(RECORDS FOR THE EXERCISE)
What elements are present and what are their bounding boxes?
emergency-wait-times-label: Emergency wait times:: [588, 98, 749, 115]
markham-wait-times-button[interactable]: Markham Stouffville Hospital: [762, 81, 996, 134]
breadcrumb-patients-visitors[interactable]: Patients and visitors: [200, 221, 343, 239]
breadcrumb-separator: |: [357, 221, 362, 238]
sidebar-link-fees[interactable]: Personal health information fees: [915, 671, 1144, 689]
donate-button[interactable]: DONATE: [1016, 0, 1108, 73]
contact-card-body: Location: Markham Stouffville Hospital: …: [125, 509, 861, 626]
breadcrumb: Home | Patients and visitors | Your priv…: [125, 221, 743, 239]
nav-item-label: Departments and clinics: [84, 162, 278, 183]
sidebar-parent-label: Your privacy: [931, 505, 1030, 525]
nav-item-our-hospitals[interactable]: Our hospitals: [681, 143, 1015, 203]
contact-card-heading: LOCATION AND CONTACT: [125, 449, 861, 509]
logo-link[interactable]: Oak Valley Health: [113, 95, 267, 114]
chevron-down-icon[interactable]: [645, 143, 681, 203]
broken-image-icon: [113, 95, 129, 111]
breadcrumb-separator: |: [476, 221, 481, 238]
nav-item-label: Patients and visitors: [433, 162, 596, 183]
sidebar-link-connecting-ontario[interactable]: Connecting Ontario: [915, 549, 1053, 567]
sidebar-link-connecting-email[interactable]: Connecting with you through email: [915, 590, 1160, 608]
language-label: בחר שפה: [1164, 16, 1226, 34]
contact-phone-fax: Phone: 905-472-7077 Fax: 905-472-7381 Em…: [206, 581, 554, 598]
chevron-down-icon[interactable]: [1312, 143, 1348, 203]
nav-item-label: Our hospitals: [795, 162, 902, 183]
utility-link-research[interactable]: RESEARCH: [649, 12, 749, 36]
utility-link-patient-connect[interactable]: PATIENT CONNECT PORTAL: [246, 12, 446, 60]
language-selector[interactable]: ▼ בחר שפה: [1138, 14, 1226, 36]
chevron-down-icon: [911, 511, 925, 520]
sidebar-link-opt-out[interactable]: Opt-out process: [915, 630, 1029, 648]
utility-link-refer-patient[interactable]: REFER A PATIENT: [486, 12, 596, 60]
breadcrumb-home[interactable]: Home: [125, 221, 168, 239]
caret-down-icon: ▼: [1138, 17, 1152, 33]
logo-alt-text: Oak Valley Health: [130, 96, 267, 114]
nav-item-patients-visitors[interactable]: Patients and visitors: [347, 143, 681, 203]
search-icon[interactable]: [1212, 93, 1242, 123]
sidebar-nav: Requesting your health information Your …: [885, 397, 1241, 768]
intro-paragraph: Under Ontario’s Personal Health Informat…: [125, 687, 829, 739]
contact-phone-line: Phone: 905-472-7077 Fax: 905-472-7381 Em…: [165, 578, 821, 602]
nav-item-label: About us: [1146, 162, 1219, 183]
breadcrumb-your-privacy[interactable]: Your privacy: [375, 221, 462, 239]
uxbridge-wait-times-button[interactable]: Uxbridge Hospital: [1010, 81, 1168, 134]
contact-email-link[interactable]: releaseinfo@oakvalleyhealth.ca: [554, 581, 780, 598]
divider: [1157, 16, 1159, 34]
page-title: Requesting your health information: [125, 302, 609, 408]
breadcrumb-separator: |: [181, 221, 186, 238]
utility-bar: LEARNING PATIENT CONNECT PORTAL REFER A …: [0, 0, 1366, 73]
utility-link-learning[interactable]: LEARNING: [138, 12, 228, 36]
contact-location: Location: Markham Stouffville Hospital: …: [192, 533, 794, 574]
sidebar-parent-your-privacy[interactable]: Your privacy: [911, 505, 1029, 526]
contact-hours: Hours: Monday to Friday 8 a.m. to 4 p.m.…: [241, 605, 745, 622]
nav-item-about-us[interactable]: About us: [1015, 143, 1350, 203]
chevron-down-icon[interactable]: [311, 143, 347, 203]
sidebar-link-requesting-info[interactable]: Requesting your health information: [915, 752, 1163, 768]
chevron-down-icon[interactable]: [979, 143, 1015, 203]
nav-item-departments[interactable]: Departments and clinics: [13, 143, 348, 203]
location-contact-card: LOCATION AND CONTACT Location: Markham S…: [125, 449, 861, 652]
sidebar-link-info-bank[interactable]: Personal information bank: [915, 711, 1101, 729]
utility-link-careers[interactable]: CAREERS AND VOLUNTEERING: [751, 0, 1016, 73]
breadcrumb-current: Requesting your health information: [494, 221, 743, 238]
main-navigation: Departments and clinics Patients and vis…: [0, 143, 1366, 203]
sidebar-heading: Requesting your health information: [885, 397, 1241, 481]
(End RECORDS FOR THE EXERCISE)
Gather up every line in the data above that contains the word "Departments", copying each one.

EXPECTED ANSWER:
nav-item-label: Departments and clinics: [84, 162, 278, 183]
nav-item-departments[interactable]: Departments and clinics: [13, 143, 348, 203]
main-navigation: Departments and clinics Patients and vis…: [0, 143, 1366, 203]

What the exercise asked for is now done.